■ Stored items:

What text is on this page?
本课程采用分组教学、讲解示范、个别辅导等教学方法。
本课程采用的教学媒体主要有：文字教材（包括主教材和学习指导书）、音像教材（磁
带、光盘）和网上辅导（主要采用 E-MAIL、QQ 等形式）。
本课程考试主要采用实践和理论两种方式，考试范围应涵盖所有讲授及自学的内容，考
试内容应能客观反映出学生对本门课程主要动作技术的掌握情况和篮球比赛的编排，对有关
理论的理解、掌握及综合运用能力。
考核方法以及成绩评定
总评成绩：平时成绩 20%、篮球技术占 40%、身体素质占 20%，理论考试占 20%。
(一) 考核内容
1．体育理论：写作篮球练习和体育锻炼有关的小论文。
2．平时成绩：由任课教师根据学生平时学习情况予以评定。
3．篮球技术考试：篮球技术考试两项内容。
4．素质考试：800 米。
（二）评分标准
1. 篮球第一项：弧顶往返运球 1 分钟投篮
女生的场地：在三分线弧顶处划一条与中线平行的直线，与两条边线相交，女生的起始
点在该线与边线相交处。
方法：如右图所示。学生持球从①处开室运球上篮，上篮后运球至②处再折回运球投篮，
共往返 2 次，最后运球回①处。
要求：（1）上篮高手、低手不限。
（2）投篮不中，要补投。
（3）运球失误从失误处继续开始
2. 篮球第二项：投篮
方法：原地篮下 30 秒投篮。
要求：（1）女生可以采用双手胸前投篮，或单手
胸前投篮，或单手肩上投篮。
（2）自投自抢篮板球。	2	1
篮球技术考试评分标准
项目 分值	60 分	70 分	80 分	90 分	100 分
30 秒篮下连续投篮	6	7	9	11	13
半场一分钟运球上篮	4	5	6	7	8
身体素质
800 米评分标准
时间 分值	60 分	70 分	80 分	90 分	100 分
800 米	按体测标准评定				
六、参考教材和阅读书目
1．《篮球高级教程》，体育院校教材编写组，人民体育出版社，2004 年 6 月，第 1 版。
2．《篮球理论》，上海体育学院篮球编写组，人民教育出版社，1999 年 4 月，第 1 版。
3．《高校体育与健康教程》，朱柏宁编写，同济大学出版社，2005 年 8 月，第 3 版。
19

■ Goal of the exercise:
Send back all of the entries exactly, with nothing missing.

■ The answer:
What text is on this page?
本课程采用分组教学、讲解示范、个别辅导等教学方法。
本课程采用的教学媒体主要有：文字教材（包括主教材和学习指导书）、音像教材（磁
带、光盘）和网上辅导（主要采用 E-MAIL、QQ 等形式）。
本课程考试主要采用实践和理论两种方式，考试范围应涵盖所有讲授及自学的内容，考
试内容应能客观反映出学生对本门课程主要动作技术的掌握情况和篮球比赛的编排，对有关
理论的理解、掌握及综合运用能力。
考核方法以及成绩评定
总评成绩：平时成绩 20%、篮球技术占 40%、身体素质占 20%，理论考试占 20%。
(一) 考核内容
1．体育理论：写作篮球练习和体育锻炼有关的小论文。
2．平时成绩：由任课教师根据学生平时学习情况予以评定。
3．篮球技术考试：篮球技术考试两项内容。
4．素质考试：800 米。
（二）评分标准
1. 篮球第一项：弧顶往返运球 1 分钟投篮
女生的场地：在三分线弧顶处划一条与中线平行的直线，与两条边线相交，女生的起始
点在该线与边线相交处。
方法：如右图所示。学生持球从①处开室运球上篮，上篮后运球至②处再折回运球投篮，
共往返 2 次，最后运球回①处。
要求：（1）上篮高手、低手不限。
（2）投篮不中，要补投。
（3）运球失误从失误处继续开始
2. 篮球第二项：投篮
方法：原地篮下 30 秒投篮。
要求：（1）女生可以采用双手胸前投篮，或单手
胸前投篮，或单手肩上投篮。
（2）自投自抢篮板球。	2	1
篮球技术考试评分标准
项目 分值	60 分	70 分	80 分	90 分	100 分
30 秒篮下连续投篮	6	7	9	11	13
半场一分钟运球上篮	4	5	6	7	8
身体素质
800 米评分标准
时间 分值	60 分	70 分	80 分	90 分	100 分
800 米	按体测标准评定				
六、参考教材和阅读书目
1．《篮球高级教程》，体育院校教材编写组，人民体育出版社，2004 年 6 月，第 1 版。
2．《篮球理论》，上海体育学院篮球编写组，人民教育出版社，1999 年 4 月，第 1 版。
3．《高校体育与健康教程》，朱柏宁编写，同济大学出版社，2005 年 8 月，第 3 版。
19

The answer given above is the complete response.